**BRIEF:**
Scan the listing below and copy every line holding "werden".

**GIVEN DATA:**

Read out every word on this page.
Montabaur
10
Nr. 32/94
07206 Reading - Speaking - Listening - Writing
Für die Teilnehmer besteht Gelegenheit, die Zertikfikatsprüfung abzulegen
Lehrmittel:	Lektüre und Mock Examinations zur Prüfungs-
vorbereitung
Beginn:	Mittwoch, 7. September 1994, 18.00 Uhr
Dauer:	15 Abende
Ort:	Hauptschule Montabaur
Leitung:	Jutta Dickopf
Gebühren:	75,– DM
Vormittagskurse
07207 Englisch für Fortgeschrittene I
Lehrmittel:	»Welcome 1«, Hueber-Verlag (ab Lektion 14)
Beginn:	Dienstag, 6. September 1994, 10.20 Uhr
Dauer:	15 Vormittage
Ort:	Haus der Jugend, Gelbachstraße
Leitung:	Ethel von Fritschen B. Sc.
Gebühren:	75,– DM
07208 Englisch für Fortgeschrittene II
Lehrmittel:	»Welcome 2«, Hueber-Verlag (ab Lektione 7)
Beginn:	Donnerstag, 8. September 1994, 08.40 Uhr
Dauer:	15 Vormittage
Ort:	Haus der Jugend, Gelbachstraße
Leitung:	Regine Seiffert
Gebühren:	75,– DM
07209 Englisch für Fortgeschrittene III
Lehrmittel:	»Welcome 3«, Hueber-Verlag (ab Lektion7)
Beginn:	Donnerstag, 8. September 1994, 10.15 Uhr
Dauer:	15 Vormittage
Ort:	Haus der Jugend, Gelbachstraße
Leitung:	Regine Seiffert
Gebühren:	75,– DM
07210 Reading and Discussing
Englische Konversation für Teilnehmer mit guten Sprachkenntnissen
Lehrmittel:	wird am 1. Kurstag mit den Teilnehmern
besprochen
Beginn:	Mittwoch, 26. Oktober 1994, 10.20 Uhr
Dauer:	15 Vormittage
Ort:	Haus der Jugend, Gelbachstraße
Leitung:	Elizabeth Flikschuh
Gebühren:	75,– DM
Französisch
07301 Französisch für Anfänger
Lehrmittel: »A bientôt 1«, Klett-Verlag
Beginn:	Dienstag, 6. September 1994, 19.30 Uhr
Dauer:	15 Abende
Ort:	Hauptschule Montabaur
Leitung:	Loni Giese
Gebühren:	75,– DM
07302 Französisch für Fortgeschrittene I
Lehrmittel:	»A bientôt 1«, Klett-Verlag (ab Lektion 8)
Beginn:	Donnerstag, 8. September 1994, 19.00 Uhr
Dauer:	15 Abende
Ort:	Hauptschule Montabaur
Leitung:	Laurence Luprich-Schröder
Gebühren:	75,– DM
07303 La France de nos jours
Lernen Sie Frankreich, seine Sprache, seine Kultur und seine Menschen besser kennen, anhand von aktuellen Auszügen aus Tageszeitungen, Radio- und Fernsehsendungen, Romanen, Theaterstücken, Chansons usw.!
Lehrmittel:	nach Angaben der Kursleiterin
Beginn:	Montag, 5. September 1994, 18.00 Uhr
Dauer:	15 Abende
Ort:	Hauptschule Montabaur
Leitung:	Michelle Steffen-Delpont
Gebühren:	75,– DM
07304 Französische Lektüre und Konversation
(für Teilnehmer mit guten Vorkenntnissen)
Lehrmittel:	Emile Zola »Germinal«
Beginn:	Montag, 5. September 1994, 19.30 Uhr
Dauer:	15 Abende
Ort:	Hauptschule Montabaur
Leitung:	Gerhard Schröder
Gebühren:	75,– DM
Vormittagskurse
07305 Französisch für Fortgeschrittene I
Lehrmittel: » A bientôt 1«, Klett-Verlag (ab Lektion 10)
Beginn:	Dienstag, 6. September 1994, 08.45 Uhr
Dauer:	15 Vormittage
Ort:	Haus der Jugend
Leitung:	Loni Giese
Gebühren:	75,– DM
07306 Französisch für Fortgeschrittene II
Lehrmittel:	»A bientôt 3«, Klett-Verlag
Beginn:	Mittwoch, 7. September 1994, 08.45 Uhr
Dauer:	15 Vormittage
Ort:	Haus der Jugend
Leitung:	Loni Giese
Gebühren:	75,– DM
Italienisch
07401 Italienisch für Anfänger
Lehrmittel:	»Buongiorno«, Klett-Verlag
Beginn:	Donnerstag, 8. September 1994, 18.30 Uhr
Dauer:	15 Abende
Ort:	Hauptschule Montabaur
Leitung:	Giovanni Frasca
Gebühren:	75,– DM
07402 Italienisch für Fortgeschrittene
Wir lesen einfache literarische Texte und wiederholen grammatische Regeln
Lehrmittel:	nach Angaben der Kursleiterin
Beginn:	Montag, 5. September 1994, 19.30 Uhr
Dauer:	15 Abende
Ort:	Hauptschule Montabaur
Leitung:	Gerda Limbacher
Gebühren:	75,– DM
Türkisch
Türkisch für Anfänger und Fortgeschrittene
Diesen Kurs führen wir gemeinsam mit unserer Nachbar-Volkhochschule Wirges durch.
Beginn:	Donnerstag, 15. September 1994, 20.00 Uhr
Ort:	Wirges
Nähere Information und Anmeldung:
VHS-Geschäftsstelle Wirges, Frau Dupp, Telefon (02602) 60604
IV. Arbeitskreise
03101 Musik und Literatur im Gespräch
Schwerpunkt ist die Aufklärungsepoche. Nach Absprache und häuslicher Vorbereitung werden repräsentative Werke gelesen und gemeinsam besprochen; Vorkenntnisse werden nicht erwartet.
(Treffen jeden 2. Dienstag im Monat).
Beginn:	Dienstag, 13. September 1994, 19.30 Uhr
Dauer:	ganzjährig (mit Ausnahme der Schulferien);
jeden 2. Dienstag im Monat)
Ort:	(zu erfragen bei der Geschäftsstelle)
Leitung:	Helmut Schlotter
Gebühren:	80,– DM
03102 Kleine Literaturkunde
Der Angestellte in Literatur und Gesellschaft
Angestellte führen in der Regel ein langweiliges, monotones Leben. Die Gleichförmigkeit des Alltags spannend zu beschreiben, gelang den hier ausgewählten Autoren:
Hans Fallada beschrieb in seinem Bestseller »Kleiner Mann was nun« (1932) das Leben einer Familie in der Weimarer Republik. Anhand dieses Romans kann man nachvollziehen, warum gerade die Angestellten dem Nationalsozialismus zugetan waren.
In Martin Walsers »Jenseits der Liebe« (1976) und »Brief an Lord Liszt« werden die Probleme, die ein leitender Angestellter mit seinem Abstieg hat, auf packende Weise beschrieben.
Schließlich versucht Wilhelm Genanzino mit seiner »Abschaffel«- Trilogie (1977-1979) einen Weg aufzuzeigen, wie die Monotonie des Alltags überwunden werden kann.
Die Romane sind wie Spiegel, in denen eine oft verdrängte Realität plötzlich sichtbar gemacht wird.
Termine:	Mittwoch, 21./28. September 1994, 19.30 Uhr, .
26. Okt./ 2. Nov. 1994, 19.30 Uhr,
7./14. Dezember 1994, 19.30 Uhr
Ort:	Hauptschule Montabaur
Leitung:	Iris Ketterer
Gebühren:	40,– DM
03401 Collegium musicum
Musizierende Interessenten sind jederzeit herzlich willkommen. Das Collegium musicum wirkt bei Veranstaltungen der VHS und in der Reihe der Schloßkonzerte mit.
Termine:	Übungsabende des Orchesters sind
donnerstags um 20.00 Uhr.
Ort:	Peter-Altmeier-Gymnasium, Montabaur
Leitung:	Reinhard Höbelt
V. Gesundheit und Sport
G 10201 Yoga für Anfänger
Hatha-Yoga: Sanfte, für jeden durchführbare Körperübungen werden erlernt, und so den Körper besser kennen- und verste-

**EXERCISE RESPONSE:**
Schwerpunkt ist die Aufklärungsepoche. Nach Absprache und häuslicher Vorbereitung werden repräsentative Werke gelesen und gemeinsam besprochen; Vorkenntnisse werden nicht erwartet.
In Martin Walsers »Jenseits der Liebe« (1976) und »Brief an Lord Liszt« werden die Probleme, die ein leitender Angestellter mit seinem Abstieg hat, auf packende Weise beschrieben.
Schließlich versucht Wilhelm Genanzino mit seiner »Abschaffel«- Trilogie (1977-1979) einen Weg aufzuzeigen, wie die Monotonie des Alltags überwunden werden kann.
Hatha-Yoga: Sanfte, für jeden durchführbare Körperübungen werden erlernt, und so den Körper besser kennen- und verste-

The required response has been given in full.